▶ [Text provided]:
In EMR we have a feature called steps which can be used to run commands on the EMR cluster one at at time, we will use these steps to
Pull data from
movie_review_load
S3 location to EMR clusters HDFS location.Perform text data cleaning and naive text classification using a pyspark script and write the output to HDFS in the EMR cluster.
Push data from HDFS to a staging S3 location.
we can define the EMR steps as a json file, create a file beginner_de_project/dags/scripts/emr/clean_movie_review.json
. Its content should be as follows
[
{
"Name": "Move raw data from S3 to HDFS",
"ActionOnFailure": "CANCEL_AND_WAIT",
"HadoopJarStep": {
"Jar": "command-runner.jar",
"Args": [
"s3-dist-cp",
"--src=s3://{{ params.BUCKET_NAME }}/{{ params.movie_review_load }}",
"--dest=/movie"
]
}
},
{
"Name": "Classify movie reviews",
"ActionOnFailure": "CANCEL_AND_WAIT",
"HadoopJarStep": {
"Jar": "command-runner.jar",
"Args": [
"spark-submit",
"s3://{{ params.BUCKET_NAME }}/scripts/random_text_classification.py"

▶ [Data entries]:
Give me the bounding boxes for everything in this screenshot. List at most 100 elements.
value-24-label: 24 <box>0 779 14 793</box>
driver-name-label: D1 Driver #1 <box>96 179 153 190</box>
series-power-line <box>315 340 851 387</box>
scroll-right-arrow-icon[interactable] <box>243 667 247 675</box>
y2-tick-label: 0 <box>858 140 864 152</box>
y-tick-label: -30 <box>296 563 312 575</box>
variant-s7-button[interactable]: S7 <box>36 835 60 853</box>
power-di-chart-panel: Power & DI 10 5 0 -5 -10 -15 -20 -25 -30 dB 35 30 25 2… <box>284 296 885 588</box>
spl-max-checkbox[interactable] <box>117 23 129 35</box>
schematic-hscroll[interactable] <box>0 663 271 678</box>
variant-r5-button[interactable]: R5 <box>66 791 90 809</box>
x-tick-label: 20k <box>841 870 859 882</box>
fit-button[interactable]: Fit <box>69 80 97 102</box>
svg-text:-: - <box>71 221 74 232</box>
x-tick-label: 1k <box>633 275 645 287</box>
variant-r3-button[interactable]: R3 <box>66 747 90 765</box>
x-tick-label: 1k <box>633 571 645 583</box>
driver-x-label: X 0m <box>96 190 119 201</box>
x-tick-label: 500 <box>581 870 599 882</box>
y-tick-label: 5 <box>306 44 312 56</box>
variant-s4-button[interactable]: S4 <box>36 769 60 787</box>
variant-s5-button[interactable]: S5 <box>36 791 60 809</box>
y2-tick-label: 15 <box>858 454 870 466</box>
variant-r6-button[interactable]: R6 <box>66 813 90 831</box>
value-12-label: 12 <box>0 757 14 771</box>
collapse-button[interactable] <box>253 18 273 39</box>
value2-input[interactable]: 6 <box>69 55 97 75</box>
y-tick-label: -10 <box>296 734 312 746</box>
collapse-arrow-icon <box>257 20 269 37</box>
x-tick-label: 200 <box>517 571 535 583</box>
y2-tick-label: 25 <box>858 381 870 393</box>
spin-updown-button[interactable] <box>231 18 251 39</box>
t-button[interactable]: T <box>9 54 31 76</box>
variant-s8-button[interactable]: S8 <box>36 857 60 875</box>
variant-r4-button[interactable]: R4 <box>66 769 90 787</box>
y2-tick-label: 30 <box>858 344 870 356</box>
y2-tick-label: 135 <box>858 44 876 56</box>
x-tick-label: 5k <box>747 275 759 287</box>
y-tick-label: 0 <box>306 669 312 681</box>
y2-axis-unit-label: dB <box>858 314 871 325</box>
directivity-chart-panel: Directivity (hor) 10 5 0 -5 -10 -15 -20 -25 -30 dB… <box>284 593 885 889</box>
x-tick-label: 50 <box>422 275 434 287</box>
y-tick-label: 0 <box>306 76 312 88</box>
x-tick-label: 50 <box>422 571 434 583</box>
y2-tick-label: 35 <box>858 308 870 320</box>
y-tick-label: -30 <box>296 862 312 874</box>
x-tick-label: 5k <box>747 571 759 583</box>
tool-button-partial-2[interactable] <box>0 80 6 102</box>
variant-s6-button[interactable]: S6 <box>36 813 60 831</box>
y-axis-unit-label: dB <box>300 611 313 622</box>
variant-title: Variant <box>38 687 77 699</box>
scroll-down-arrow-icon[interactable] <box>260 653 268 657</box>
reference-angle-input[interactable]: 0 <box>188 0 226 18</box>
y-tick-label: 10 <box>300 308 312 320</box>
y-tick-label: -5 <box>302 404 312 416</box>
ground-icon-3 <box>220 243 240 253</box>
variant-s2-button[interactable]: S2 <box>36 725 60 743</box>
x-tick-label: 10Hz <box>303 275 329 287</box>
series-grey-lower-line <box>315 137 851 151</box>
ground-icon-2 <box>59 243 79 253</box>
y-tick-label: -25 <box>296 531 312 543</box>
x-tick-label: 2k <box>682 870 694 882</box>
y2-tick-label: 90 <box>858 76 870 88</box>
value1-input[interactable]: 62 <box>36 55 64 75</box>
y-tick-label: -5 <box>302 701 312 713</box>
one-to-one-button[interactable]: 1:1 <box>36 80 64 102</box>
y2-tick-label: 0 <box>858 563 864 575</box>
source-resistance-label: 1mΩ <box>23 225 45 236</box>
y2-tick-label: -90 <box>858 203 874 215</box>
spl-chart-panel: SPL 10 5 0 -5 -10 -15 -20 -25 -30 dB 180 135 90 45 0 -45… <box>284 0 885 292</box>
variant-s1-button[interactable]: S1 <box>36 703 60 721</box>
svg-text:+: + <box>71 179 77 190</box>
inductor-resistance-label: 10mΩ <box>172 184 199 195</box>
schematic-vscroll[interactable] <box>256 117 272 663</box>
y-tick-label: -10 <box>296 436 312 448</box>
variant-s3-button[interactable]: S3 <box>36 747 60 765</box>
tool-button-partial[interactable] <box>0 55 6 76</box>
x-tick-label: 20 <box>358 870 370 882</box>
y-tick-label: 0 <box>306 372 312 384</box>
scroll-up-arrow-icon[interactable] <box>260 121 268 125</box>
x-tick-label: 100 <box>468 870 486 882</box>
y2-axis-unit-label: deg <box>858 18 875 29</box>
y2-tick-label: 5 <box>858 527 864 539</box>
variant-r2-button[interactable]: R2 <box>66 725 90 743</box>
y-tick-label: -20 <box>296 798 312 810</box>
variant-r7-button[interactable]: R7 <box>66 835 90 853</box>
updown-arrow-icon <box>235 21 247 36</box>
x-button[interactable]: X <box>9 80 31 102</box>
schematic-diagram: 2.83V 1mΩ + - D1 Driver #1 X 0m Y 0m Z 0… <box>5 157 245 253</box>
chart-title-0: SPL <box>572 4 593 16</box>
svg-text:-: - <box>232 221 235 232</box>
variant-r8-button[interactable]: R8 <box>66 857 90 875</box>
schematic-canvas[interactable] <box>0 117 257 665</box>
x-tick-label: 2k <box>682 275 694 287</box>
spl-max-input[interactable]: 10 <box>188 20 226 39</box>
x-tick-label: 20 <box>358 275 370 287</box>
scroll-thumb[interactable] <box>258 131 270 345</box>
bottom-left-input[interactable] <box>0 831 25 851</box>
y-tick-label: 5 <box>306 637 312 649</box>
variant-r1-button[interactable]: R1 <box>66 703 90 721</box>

▶ [To-do list]:
#1 Copy out the passage of the EMR steps text that opens with the words containing "In EMR we have" and closes with "the EMR cluster.".
#2 In the EMR steps text, what destination path does the step named "Move raw data from S3 to HDFS" use?
#3 Using the EMR steps text, mark each statement yes or no, quoting the words that decide it:
(a) The pyspark script writes its output to HDFS in the EMR cluster.
(b) The EMR steps are defined in a YAML file.
(c) The step named "Classify movie reviews" runs spark-submit.

▶ [Expected results]:
#1
In EMR we have a feature called steps which can be used to run commands on the EMR cluster one at at time, we will use these steps to
Pull data from
movie_review_load
S3 location to EMR clusters HDFS location.Perform text data cleaning and naive text classification using a pyspark script and write the output to HDFS in the EMR cluster.

#2 /movie

#3
(a) Yes: "write the output to HDFS in the EMR cluster"
(b) No: "we can define the EMR steps as a json file"
(c) Yes: "spark-submit"